* **Task to carry out**:
Go through the listing below and list every line with "screenshot".

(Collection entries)
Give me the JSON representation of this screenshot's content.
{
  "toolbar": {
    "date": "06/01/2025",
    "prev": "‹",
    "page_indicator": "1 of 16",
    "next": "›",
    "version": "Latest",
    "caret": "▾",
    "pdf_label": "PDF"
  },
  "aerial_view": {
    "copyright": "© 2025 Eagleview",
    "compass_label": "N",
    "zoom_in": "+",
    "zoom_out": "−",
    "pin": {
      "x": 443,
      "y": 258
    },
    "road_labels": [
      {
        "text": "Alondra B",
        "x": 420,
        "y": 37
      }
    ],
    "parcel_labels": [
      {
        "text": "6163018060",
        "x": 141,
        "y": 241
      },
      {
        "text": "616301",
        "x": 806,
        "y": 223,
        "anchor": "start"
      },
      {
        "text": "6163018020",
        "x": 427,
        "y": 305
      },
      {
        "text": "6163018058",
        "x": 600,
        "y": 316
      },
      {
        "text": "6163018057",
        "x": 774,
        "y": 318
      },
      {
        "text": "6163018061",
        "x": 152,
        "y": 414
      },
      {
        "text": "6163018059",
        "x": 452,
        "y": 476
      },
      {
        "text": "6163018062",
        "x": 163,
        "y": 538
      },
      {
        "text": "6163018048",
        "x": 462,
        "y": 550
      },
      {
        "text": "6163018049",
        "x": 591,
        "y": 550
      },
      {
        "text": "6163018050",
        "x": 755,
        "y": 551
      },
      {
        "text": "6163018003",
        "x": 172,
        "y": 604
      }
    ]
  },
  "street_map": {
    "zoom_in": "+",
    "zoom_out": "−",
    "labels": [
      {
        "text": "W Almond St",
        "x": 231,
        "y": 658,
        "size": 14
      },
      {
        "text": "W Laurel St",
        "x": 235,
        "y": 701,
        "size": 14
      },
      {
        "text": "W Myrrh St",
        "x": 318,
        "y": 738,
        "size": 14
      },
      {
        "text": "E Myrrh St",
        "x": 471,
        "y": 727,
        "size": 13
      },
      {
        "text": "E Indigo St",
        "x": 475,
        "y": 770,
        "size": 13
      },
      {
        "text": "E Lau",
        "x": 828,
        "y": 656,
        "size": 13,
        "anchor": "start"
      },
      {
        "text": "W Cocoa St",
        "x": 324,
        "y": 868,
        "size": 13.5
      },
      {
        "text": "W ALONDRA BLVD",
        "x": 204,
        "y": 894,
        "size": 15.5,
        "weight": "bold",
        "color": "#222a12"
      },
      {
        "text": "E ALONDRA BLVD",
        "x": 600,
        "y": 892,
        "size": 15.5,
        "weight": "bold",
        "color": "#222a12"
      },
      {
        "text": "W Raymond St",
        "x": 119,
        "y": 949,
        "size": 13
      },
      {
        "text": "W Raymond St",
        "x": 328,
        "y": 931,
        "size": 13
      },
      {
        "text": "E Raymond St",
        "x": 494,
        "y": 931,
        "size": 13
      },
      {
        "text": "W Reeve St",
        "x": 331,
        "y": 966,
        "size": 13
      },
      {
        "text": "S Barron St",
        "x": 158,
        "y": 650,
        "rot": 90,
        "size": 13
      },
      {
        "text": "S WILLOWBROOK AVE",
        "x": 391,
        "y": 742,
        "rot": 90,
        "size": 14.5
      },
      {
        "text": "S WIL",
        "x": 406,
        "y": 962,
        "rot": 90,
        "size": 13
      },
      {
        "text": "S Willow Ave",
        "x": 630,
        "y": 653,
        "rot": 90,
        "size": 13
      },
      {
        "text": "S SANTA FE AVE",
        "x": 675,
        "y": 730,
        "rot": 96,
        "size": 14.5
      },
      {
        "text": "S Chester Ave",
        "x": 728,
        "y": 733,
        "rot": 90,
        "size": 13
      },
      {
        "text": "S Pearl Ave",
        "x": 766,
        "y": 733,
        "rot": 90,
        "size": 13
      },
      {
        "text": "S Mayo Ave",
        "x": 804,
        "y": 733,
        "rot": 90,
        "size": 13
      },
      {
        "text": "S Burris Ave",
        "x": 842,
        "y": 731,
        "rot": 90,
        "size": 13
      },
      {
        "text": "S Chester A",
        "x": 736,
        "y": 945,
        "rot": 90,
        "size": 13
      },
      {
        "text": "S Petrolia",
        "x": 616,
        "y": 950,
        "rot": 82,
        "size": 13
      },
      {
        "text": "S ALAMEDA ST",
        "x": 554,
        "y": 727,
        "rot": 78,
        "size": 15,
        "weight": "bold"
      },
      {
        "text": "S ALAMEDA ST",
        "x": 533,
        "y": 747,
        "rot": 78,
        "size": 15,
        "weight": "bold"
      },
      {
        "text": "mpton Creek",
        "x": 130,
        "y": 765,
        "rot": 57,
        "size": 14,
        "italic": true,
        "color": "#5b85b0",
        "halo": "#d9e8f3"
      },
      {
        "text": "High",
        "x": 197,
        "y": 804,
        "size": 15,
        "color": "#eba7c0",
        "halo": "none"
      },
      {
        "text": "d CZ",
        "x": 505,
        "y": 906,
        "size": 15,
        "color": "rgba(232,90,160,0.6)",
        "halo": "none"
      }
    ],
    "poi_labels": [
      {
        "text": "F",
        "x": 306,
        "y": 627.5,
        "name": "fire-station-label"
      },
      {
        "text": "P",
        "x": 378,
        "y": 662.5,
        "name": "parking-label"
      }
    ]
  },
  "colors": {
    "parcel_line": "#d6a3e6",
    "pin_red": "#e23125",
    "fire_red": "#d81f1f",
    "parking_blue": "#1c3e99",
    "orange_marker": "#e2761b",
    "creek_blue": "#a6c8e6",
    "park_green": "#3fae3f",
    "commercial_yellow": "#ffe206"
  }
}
==
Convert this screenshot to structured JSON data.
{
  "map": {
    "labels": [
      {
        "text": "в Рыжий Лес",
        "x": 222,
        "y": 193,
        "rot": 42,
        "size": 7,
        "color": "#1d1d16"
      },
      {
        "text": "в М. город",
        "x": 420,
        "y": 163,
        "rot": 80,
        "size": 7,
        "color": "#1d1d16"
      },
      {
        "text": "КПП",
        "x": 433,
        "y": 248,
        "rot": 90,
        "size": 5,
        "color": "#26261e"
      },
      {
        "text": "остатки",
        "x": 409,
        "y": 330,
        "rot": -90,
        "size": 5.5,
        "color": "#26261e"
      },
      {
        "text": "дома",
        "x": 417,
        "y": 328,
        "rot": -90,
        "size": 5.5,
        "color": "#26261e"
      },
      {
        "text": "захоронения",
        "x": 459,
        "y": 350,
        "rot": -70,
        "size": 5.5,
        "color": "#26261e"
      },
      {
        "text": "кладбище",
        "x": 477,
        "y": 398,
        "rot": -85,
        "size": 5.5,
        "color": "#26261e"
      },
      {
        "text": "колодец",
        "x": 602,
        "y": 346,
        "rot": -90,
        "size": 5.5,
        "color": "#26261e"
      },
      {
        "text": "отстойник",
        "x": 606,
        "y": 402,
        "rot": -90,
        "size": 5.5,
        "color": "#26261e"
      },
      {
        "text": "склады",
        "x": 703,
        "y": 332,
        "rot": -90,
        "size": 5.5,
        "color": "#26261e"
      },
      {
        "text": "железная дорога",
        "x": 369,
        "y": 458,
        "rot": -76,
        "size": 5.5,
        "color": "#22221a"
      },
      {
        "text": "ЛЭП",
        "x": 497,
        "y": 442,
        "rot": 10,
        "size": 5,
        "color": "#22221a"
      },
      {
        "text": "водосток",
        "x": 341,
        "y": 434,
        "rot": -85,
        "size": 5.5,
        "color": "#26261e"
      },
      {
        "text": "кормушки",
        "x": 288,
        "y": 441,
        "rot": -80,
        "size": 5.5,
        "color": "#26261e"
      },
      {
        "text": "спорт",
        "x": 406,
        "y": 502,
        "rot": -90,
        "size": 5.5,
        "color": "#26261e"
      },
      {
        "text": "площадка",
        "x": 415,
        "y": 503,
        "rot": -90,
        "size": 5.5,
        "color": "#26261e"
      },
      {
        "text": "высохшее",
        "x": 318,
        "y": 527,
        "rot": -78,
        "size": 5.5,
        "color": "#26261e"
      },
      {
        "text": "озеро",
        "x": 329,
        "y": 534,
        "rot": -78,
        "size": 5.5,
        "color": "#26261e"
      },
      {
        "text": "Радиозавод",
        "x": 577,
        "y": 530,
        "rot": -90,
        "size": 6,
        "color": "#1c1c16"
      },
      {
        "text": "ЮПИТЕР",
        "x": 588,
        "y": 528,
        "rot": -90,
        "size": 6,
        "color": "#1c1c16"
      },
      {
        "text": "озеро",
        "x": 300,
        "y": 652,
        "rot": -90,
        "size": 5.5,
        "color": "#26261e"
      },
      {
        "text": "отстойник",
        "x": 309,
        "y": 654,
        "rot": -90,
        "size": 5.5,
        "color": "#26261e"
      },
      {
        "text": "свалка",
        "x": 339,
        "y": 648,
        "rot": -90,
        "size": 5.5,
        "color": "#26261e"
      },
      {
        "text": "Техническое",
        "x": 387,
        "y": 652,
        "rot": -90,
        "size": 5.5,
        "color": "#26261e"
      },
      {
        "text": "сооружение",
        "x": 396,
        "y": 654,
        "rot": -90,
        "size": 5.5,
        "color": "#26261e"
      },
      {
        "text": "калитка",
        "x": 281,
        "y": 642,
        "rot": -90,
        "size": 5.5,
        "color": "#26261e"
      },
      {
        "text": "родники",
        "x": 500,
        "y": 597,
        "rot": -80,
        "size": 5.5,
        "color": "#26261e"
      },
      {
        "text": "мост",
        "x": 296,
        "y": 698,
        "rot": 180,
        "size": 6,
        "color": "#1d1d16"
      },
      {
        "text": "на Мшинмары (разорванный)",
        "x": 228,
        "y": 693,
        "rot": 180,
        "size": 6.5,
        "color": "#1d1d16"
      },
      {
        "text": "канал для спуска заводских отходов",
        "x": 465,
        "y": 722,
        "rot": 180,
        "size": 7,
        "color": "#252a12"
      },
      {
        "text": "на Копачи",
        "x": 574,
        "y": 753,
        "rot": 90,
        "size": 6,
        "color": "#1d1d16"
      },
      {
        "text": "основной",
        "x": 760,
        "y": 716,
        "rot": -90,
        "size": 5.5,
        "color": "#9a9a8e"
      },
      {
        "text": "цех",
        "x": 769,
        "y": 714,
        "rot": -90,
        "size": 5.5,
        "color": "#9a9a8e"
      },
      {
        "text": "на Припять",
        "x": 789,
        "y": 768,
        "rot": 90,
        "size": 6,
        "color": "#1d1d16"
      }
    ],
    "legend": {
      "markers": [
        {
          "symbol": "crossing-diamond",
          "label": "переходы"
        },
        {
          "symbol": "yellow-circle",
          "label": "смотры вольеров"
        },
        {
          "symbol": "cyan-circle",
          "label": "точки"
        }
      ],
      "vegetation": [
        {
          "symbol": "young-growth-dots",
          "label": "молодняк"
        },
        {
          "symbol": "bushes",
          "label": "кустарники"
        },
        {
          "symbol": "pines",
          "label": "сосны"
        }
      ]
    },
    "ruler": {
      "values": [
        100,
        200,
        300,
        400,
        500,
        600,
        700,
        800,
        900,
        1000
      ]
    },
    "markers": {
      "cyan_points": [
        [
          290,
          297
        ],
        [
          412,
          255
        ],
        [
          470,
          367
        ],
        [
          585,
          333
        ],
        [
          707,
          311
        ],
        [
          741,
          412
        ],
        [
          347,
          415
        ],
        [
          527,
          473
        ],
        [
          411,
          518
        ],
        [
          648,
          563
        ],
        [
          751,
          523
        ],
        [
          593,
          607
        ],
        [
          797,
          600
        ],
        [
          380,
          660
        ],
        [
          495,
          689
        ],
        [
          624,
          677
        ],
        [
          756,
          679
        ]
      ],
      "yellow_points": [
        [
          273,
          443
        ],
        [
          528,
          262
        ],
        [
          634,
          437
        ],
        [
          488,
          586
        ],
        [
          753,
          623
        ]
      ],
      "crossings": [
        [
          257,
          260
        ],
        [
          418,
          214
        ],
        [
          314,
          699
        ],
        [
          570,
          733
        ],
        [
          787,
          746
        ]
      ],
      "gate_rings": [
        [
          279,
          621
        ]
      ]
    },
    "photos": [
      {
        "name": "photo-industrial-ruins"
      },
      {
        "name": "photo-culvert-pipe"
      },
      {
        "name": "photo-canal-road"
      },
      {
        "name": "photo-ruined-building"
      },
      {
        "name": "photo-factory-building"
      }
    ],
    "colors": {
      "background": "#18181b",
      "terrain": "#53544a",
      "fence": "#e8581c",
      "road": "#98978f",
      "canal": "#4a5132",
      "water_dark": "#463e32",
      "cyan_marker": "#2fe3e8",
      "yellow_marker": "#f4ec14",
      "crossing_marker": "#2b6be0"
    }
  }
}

* **Exercise answer**:
Give me the JSON representation of this screenshot's content.
Convert this screenshot to structured JSON data.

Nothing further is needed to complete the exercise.